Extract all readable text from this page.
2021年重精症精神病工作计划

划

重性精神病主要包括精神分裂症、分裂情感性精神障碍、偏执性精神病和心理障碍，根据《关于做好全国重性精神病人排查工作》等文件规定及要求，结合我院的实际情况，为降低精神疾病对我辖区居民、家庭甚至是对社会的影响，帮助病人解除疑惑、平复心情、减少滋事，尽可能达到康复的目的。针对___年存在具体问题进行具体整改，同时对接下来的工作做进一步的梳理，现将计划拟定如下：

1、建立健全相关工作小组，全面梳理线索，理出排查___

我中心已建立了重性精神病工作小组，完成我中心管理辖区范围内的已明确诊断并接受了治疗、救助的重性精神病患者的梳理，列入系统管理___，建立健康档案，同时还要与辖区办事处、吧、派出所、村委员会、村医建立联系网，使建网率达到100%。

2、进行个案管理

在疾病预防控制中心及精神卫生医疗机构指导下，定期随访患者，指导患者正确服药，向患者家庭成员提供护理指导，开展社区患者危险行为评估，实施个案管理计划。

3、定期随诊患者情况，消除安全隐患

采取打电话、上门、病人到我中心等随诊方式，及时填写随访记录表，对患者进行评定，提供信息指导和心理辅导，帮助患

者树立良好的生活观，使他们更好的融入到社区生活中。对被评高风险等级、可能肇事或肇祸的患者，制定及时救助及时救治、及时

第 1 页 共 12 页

####

> WHAT YOU NEED TO DO: Using the data above, return each line exactly as written.

> TASK RESULT:
Extract all readable text from this page.
2021年重精症精神病工作计划

划

重性精神病主要包括精神分裂症、分裂情感性精神障碍、偏执性精神病和心理障碍，根据《关于做好全国重性精神病人排查工作》等文件规定及要求，结合我院的实际情况，为降低精神疾病对我辖区居民、家庭甚至是对社会的影响，帮助病人解除疑惑、平复心情、减少滋事，尽可能达到康复的目的。针对___年存在具体问题进行具体整改，同时对接下来的工作做进一步的梳理，现将计划拟定如下：

1、建立健全相关工作小组，全面梳理线索，理出排查___

我中心已建立了重性精神病工作小组，完成我中心管理辖区范围内的已明确诊断并接受了治疗、救助的重性精神病患者的梳理，列入系统管理___，建立健康档案，同时还要与辖区办事处、吧、派出所、村委员会、村医建立联系网，使建网率达到100%。

2、进行个案管理

在疾病预防控制中心及精神卫生医疗机构指导下，定期随访患者，指导患者正确服药，向患者家庭成员提供护理指导，开展社区患者危险行为评估，实施个案管理计划。

3、定期随诊患者情况，消除安全隐患

采取打电话、上门、病人到我中心等随诊方式，及时填写随访记录表，对患者进行评定，提供信息指导和心理辅导，帮助患

者树立良好的生活观，使他们更好的融入到社区生活中。对被评高风险等级、可能肇事或肇祸的患者，制定及时救助及时救治、及时

第 1 页 共 12 页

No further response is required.